### [EXERCISE DESCRIPTION]
Reproduce word for word the passage of the RBI article below that runs from "RBI takes a" up to and including "RBI’s cautious move.".

### [TEXT BLOCK]
RBI takes a cautious step
Flagging demand to hurt growth prospects
by Jayshree Sengupta

The good news is that India and China are both showing signs of economic recovery. India’s manufacturing as well as the core sector growth (eight industries like steel, cement, gas etc.) are rising slowly. But the Reserve Bank of India has projected the GDP growth rate for 2013 at 5.7 percent. It has also anticipated that the inflation rate is likely to be high at 7.7 percent. Most importantly, it has shown its stubbornness in not decreasing the repo rate—the rate at which the RBI lends to banks. It is not as though it can or has acted alone because government economic advisers have fully supported the RBI’s cautious move.

It has decided to increase liquidity in the monetary system (by around Rs 1,75,000 crore) by reducing the cash reserve requirement of banks (that has to be maintained with the RBI) from 5 percent to 4.25 percent. But this alone may not be adequate in bringing about the needed change in the growth prospects of the country and it may not translate into banks reducing their interest rates to encourage growth in consumer demand and it will not be adequate to boost private investment.

### [GIVEN INFORMATION]
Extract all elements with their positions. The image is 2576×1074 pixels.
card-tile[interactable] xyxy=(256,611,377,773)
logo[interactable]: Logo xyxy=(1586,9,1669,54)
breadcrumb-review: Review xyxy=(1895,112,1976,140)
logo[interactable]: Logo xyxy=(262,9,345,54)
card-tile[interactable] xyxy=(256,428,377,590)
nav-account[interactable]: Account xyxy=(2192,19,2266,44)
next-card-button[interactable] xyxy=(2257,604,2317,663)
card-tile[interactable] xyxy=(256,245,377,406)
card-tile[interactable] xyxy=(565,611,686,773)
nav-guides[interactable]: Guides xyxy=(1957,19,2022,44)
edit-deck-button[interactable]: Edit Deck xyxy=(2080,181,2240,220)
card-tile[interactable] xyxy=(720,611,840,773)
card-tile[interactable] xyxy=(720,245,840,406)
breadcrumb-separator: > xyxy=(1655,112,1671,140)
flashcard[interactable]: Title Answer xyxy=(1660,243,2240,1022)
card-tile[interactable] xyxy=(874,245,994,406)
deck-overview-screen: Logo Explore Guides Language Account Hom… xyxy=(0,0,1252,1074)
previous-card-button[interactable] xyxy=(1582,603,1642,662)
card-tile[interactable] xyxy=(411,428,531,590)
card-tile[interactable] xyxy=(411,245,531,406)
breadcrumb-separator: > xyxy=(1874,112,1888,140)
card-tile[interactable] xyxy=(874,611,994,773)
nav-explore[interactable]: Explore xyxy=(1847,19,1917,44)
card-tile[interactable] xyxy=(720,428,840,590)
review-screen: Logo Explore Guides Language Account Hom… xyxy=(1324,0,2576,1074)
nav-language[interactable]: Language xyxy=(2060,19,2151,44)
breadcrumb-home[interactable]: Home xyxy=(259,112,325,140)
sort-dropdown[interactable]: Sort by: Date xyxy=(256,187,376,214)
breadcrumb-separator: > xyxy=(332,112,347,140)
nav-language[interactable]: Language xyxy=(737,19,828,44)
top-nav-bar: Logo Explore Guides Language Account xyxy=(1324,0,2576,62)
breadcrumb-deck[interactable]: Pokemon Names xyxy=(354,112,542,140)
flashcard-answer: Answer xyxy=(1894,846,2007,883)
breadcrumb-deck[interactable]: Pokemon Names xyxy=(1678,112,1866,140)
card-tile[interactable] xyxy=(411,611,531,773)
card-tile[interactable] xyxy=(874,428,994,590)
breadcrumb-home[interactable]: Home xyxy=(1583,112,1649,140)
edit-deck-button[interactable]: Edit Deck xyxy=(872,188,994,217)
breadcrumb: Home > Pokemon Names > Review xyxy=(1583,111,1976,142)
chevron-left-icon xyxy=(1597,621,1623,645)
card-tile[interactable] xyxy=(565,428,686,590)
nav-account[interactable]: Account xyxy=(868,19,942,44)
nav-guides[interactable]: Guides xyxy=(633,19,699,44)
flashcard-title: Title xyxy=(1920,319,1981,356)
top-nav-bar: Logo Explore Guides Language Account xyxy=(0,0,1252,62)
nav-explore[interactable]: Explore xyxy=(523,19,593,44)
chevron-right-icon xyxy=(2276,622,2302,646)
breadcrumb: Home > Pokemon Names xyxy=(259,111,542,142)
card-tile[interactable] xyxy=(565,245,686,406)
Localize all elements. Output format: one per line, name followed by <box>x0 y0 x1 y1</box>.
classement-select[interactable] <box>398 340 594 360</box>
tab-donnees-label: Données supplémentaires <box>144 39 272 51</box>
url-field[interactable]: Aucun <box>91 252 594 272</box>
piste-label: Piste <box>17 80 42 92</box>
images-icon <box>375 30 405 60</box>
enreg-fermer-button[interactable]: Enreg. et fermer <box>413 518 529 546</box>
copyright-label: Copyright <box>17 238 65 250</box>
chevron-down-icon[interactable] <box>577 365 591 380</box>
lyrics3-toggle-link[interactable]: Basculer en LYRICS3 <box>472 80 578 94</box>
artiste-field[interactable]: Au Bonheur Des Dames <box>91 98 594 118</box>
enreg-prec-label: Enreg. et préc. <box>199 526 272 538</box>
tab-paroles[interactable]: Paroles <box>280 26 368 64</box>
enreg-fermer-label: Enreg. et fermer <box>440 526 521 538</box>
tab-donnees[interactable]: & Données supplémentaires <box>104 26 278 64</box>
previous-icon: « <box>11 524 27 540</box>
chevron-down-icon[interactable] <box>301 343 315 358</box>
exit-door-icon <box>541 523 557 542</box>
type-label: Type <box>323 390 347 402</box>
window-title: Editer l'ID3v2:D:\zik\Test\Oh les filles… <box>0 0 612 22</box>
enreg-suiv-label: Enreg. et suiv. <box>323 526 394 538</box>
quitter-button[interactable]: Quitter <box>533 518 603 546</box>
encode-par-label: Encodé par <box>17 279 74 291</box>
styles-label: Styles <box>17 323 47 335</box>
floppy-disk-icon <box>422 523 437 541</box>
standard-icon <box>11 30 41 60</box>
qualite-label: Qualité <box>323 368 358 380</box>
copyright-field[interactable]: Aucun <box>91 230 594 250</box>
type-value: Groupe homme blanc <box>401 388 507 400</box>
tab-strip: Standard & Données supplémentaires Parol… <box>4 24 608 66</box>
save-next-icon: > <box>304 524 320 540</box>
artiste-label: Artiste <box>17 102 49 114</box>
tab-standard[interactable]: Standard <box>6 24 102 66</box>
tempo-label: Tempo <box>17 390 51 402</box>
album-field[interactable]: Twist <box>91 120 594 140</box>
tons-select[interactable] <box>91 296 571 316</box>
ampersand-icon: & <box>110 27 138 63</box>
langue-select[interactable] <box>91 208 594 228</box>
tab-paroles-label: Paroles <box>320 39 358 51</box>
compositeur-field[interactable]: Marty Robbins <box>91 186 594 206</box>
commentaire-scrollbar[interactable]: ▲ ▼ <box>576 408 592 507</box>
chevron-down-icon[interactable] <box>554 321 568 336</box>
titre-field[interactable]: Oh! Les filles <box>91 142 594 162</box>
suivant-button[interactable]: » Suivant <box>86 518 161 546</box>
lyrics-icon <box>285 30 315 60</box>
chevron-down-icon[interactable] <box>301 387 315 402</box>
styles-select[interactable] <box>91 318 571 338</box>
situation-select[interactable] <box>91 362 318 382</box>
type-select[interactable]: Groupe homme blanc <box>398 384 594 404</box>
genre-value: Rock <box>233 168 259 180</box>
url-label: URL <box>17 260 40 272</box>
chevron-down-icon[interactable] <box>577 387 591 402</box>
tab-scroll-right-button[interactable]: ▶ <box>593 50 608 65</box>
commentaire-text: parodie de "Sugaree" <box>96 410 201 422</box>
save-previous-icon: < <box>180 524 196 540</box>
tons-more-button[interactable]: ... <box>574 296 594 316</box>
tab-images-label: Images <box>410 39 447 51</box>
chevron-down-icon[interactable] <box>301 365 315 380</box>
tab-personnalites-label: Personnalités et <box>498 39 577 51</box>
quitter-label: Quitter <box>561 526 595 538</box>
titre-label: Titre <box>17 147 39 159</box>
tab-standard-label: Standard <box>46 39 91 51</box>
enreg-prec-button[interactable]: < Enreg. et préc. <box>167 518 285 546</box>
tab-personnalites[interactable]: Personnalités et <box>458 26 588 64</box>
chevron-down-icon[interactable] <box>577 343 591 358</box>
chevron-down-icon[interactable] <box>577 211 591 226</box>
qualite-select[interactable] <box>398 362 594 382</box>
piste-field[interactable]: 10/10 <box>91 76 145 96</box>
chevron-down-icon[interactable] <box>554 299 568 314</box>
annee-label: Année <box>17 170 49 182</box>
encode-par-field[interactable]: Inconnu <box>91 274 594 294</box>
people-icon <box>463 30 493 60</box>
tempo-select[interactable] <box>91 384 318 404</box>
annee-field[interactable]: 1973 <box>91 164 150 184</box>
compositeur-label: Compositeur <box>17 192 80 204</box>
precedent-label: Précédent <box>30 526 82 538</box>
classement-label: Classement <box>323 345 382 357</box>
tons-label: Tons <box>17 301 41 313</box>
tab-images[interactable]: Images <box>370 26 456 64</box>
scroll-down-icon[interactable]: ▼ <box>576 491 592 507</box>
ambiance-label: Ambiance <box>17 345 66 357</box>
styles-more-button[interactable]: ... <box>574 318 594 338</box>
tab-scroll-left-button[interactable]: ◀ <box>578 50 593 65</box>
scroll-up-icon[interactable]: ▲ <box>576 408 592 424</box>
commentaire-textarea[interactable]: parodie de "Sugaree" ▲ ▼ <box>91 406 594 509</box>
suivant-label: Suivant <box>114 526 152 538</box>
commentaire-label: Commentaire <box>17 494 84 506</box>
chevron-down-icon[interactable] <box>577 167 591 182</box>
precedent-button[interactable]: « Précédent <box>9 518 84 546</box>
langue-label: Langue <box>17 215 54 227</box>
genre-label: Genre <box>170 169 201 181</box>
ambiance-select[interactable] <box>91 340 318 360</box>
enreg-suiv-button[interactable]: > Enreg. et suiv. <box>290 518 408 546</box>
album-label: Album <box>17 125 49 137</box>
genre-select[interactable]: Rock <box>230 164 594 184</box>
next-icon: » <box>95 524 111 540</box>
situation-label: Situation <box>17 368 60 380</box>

### [RESPONSE TO THE TASK]
RBI takes a cautious step
Flagging demand to hurt growth prospects
by Jayshree Sengupta

The good news is that India and China are both showing signs of economic recovery. India’s manufacturing as well as the core sector growth (eight industries like steel, cement, gas etc.) are rising slowly. But the Reserve Bank of India has projected the GDP growth rate for 2013 at 5.7 percent. It has also anticipated that the inflation rate is likely to be high at 7.7 percent. Most importantly, it has shown its stubbornness in not decreasing the repo rate—the rate at which the RBI lends to banks. It is not as though it can or has acted alone because government economic advisers have fully supported the RBI’s cautious move.